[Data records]
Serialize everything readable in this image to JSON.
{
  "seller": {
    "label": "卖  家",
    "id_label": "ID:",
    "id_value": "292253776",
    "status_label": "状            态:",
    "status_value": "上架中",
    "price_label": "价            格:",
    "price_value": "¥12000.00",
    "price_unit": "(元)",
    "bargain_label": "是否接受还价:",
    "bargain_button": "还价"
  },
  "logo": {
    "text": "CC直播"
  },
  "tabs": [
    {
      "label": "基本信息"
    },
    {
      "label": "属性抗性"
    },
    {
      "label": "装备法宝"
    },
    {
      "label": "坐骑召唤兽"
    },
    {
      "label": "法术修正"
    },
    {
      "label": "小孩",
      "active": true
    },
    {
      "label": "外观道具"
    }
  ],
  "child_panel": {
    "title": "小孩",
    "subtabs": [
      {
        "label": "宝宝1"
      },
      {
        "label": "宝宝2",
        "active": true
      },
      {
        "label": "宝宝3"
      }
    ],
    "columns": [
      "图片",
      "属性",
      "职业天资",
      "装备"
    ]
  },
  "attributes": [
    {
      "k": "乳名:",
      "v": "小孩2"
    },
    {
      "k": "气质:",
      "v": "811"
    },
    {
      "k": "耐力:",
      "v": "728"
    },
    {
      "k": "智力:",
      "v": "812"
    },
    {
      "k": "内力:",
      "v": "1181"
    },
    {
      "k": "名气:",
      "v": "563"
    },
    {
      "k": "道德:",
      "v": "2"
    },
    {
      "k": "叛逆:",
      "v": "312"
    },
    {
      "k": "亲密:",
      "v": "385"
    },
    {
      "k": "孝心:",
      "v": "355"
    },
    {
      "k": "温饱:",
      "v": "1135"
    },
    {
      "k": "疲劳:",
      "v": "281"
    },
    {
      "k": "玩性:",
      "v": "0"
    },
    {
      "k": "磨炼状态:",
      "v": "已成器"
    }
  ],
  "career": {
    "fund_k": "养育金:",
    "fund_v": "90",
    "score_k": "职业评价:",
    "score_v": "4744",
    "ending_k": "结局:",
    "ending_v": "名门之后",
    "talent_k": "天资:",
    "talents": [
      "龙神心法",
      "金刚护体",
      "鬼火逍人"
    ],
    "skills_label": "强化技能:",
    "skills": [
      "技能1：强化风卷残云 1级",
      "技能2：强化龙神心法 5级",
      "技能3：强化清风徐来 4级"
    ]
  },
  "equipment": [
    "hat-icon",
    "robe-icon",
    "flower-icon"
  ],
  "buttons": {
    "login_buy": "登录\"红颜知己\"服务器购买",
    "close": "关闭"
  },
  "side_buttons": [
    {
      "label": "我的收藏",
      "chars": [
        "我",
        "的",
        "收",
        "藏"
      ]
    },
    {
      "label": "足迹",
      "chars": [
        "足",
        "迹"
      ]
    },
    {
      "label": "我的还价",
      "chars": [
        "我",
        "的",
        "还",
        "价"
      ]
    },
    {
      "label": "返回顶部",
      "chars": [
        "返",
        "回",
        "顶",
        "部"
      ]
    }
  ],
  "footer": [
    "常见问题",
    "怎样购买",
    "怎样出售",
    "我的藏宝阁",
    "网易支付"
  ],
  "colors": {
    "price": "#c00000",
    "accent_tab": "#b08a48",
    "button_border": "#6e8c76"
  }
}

• _THE REQUEST_: Reproduce every record above exactly as it appears.

• _WRITTEN RESPONSE_:
Serialize everything readable in this image to JSON.
{
  "seller": {
    "label": "卖  家",
    "id_label": "ID:",
    "id_value": "292253776",
    "status_label": "状            态:",
    "status_value": "上架中",
    "price_label": "价            格:",
    "price_value": "¥12000.00",
    "price_unit": "(元)",
    "bargain_label": "是否接受还价:",
    "bargain_button": "还价"
  },
  "logo": {
    "text": "CC直播"
  },
  "tabs": [
    {
      "label": "基本信息"
    },
    {
      "label": "属性抗性"
    },
    {
      "label": "装备法宝"
    },
    {
      "label": "坐骑召唤兽"
    },
    {
      "label": "法术修正"
    },
    {
      "label": "小孩",
      "active": true
    },
    {
      "label": "外观道具"
    }
  ],
  "child_panel": {
    "title": "小孩",
    "subtabs": [
      {
        "label": "宝宝1"
      },
      {
        "label": "宝宝2",
        "active": true
      },
      {
        "label": "宝宝3"
      }
    ],
    "columns": [
      "图片",
      "属性",
      "职业天资",
      "装备"
    ]
  },
  "attributes": [
    {
      "k": "乳名:",
      "v": "小孩2"
    },
    {
      "k": "气质:",
      "v": "811"
    },
    {
      "k": "耐力:",
      "v": "728"
    },
    {
      "k": "智力:",
      "v": "812"
    },
    {
      "k": "内力:",
      "v": "1181"
    },
    {
      "k": "名气:",
      "v": "563"
    },
    {
      "k": "道德:",
      "v": "2"
    },
    {
      "k": "叛逆:",
      "v": "312"
    },
    {
      "k": "亲密:",
      "v": "385"
    },
    {
      "k": "孝心:",
      "v": "355"
    },
    {
      "k": "温饱:",
      "v": "1135"
    },
    {
      "k": "疲劳:",
      "v": "281"
    },
    {
      "k": "玩性:",
      "v": "0"
    },
    {
      "k": "磨炼状态:",
      "v": "已成器"
    }
  ],
  "career": {
    "fund_k": "养育金:",
    "fund_v": "90",
    "score_k": "职业评价:",
    "score_v": "4744",
    "ending_k": "结局:",
    "ending_v": "名门之后",
    "talent_k": "天资:",
    "talents": [
      "龙神心法",
      "金刚护体",
      "鬼火逍人"
    ],
    "skills_label": "强化技能:",
    "skills": [
      "技能1：强化风卷残云 1级",
      "技能2：强化龙神心法 5级",
      "技能3：强化清风徐来 4级"
    ]
  },
  "equipment": [
    "hat-icon",
    "robe-icon",
    "flower-icon"
  ],
  "buttons": {
    "login_buy": "登录\"红颜知己\"服务器购买",
    "close": "关闭"
  },
  "side_buttons": [
    {
      "label": "我的收藏",
      "chars": [
        "我",
        "的",
        "收",
        "藏"
      ]
    },
    {
      "label": "足迹",
      "chars": [
        "足",
        "迹"
      ]
    },
    {
      "label": "我的还价",
      "chars": [
        "我",
        "的",
        "还",
        "价"
      ]
    },
    {
      "label": "返回顶部",
      "chars": [
        "返",
        "回",
        "顶",
        "部"
      ]
    }
  ],
  "footer": [
    "常见问题",
    "怎样购买",
    "怎样出售",
    "我的藏宝阁",
    "网易支付"
  ],
  "colors": {
    "price": "#c00000",
    "accent_tab": "#b08a48",
    "button_border": "#6e8c76"
  }
}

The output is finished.